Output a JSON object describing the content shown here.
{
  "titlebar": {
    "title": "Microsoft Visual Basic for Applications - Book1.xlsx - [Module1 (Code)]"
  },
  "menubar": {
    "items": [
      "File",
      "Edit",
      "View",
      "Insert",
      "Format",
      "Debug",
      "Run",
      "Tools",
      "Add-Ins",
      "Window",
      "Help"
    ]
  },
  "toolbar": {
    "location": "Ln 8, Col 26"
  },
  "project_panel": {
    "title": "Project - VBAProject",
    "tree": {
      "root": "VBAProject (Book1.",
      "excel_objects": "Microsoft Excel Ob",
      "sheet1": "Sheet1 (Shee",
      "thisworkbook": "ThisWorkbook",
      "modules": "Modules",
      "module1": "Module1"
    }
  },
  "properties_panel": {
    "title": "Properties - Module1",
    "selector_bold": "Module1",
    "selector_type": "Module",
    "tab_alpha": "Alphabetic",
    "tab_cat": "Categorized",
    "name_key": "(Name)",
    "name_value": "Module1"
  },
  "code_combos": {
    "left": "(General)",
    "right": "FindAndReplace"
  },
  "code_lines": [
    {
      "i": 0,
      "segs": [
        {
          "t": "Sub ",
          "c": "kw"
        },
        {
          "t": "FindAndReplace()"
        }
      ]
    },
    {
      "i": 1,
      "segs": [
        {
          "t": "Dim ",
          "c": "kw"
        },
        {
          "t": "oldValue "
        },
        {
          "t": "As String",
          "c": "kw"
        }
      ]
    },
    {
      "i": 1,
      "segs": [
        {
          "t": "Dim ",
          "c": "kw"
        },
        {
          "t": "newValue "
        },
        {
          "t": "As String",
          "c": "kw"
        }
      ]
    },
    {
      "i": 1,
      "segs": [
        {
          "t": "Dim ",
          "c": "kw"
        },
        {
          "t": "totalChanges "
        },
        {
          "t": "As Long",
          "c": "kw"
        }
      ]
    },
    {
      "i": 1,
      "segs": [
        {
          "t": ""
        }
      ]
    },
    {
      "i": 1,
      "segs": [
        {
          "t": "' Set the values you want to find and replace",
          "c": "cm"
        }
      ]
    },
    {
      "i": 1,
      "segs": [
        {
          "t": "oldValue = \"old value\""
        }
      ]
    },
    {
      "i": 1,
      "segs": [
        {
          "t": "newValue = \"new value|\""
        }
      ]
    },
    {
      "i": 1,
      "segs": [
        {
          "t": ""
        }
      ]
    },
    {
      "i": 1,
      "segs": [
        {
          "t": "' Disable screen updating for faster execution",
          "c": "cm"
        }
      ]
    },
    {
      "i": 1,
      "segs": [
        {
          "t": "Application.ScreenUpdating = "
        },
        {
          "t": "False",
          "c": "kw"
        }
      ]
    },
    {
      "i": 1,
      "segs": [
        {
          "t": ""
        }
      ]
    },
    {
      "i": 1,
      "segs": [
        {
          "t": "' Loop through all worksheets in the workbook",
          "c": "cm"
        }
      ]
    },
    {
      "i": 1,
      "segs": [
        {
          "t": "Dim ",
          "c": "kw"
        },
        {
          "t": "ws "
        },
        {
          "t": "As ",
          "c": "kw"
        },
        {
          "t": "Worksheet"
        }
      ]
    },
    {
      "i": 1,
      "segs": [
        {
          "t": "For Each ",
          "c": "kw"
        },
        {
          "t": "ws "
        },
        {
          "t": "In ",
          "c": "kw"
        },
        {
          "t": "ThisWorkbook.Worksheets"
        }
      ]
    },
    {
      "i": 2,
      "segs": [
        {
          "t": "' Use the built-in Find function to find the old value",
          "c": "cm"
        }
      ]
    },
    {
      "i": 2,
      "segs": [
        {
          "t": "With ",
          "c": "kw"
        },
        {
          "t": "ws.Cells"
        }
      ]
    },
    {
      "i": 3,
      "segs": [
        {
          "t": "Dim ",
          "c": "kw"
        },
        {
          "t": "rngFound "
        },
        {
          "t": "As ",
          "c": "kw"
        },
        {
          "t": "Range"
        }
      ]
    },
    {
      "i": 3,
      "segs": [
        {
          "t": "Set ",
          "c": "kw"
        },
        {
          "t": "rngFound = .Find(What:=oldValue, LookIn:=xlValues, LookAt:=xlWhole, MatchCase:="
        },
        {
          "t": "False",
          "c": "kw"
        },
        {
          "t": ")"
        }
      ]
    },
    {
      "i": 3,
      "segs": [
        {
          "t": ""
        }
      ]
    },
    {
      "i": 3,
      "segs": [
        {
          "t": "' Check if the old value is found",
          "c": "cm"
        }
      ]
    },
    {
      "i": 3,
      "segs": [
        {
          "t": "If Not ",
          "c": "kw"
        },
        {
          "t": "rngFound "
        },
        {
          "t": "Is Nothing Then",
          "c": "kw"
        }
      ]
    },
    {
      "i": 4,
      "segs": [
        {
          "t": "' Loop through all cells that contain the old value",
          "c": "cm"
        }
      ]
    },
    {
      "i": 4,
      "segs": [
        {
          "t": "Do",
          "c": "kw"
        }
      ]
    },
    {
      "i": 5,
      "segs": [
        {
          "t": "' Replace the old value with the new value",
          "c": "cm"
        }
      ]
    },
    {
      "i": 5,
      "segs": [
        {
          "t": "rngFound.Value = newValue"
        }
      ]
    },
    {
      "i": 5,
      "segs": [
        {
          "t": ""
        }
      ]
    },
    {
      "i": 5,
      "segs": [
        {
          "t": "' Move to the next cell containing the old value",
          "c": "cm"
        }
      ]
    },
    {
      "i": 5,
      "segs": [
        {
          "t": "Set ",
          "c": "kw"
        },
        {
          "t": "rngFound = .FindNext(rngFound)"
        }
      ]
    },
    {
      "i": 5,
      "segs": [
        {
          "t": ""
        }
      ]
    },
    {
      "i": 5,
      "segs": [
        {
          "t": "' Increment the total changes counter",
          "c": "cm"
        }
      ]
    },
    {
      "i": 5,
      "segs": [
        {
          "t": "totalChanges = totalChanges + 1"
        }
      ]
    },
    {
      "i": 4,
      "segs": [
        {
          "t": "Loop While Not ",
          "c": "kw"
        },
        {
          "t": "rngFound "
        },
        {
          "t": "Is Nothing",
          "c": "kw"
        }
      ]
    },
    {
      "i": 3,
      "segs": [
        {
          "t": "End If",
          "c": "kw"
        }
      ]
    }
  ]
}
########
#### [Exercise description]
Go through the lines above. Select every one that has the string "newValue".

#### [Problem solution]
          "t": "newValue "
          "t": "newValue = \"new value|\""
          "t": "rngFound.Value = newValue"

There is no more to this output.